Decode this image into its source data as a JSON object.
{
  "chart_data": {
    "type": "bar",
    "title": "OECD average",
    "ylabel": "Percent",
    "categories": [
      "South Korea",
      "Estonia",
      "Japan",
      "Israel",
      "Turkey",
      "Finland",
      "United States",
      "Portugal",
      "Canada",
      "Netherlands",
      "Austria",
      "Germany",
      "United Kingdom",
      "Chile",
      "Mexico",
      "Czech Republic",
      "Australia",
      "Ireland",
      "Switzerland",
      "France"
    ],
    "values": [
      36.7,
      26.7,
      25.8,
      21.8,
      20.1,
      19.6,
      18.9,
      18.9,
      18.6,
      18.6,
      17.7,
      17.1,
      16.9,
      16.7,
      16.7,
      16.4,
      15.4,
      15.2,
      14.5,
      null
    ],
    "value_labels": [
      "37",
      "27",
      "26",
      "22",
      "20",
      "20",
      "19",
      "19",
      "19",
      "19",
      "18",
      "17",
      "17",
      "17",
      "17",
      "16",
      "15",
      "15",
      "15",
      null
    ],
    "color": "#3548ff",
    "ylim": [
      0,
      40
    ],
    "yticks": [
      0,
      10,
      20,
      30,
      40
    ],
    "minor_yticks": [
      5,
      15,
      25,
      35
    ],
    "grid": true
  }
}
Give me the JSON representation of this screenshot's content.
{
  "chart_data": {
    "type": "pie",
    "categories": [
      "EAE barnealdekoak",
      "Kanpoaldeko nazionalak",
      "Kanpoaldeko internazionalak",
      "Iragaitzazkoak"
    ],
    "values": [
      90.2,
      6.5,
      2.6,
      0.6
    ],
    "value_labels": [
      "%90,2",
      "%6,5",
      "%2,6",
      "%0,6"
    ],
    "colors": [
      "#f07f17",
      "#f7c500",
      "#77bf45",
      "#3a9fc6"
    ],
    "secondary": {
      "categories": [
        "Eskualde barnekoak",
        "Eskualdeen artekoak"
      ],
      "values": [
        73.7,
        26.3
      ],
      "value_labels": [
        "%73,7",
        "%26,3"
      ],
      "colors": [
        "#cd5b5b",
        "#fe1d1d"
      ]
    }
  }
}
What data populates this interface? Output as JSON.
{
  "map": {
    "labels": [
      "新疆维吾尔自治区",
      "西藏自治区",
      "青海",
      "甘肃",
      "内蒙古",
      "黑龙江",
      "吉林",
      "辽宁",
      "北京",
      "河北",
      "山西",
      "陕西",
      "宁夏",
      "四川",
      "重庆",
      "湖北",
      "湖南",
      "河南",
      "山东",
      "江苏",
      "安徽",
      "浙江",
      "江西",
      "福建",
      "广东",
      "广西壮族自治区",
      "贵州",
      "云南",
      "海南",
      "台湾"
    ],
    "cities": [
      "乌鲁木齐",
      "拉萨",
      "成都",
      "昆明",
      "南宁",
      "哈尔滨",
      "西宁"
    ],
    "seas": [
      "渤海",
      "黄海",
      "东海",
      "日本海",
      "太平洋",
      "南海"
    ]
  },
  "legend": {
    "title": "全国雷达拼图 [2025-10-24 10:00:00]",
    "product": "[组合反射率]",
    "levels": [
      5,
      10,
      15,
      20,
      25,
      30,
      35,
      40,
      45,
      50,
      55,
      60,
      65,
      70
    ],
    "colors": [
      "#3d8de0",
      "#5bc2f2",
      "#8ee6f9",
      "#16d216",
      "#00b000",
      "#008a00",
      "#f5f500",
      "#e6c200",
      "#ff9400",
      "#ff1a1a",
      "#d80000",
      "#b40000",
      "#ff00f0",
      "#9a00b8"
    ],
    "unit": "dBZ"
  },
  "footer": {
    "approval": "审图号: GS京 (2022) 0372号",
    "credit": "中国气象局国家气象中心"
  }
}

> **What you should do**
The data above must be returned in full, exactly as written.

> **Task response**
Decode this image into its source data as a JSON object.
{
  "chart_data": {
    "type": "bar",
    "title": "OECD average",
    "ylabel": "Percent",
    "categories": [
      "South Korea",
      "Estonia",
      "Japan",
      "Israel",
      "Turkey",
      "Finland",
      "United States",
      "Portugal",
      "Canada",
      "Netherlands",
      "Austria",
      "Germany",
      "United Kingdom",
      "Chile",
      "Mexico",
      "Czech Republic",
      "Australia",
      "Ireland",
      "Switzerland",
      "France"
    ],
    "values": [
      36.7,
      26.7,
      25.8,
      21.8,
      20.1,
      19.6,
      18.9,
      18.9,
      18.6,
      18.6,
      17.7,
      17.1,
      16.9,
      16.7,
      16.7,
      16.4,
      15.4,
      15.2,
      14.5,
      null
    ],
    "value_labels": [
      "37",
      "27",
      "26",
      "22",
      "20",
      "20",
      "19",
      "19",
      "19",
      "19",
      "18",
      "17",
      "17",
      "17",
      "17",
      "16",
      "15",
      "15",
      "15",
      null
    ],
    "color": "#3548ff",
    "ylim": [
      0,
      40
    ],
    "yticks": [
      0,
      10,
      20,
      30,
      40
    ],
    "minor_yticks": [
      5,
      15,
      25,
      35
    ],
    "grid": true
  }
}
Give me the JSON representation of this screenshot's content.
{
  "chart_data": {
    "type": "pie",
    "categories": [
      "EAE barnealdekoak",
      "Kanpoaldeko nazionalak",
      "Kanpoaldeko internazionalak",
      "Iragaitzazkoak"
    ],
    "values": [
      90.2,
      6.5,
      2.6,
      0.6
    ],
    "value_labels": [
      "%90,2",
      "%6,5",
      "%2,6",
      "%0,6"
    ],
    "colors": [
      "#f07f17",
      "#f7c500",
      "#77bf45",
      "#3a9fc6"
    ],
    "secondary": {
      "categories": [
        "Eskualde barnekoak",
        "Eskualdeen artekoak"
      ],
      "values": [
        73.7,
        26.3
      ],
      "value_labels": [
        "%73,7",
        "%26,3"
      ],
      "colors": [
        "#cd5b5b",
        "#fe1d1d"
      ]
    }
  }
}
What data populates this interface? Output as JSON.
{
  "map": {
    "labels": [
      "新疆维吾尔自治区",
      "西藏自治区",
      "青海",
      "甘肃",
      "内蒙古",
      "黑龙江",
      "吉林",
      "辽宁",
      "北京",
      "河北",
      "山西",
      "陕西",
      "宁夏",
      "四川",
      "重庆",
      "湖北",
      "湖南",
      "河南",
      "山东",
      "江苏",
      "安徽",
      "浙江",
      "江西",
      "福建",
      "广东",
      "广西壮族自治区",
      "贵州",
      "云南",
      "海南",
      "台湾"
    ],
    "cities": [
      "乌鲁木齐",
      "拉萨",
      "成都",
      "昆明",
      "南宁",
      "哈尔滨",
      "西宁"
    ],
    "seas": [
      "渤海",
      "黄海",
      "东海",
      "日本海",
      "太平洋",
      "南海"
    ]
  },
  "legend": {
    "title": "全国雷达拼图 [2025-10-24 10:00:00]",
    "product": "[组合反射率]",
    "levels": [
      5,
      10,
      15,
      20,
      25,
      30,
      35,
      40,
      45,
      50,
      55,
      60,
      65,
      70
    ],
    "colors": [
      "#3d8de0",
      "#5bc2f2",
      "#8ee6f9",
      "#16d216",
      "#00b000",
      "#008a00",
      "#f5f500",
      "#e6c200",
      "#ff9400",
      "#ff1a1a",
      "#d80000",
      "#b40000",
      "#ff00f0",
      "#9a00b8"
    ],
    "unit": "dBZ"
  },
  "footer": {
    "approval": "审图号: GS京 (2022) 0372号",
    "credit": "中国气象局国家气象中心"
  }
}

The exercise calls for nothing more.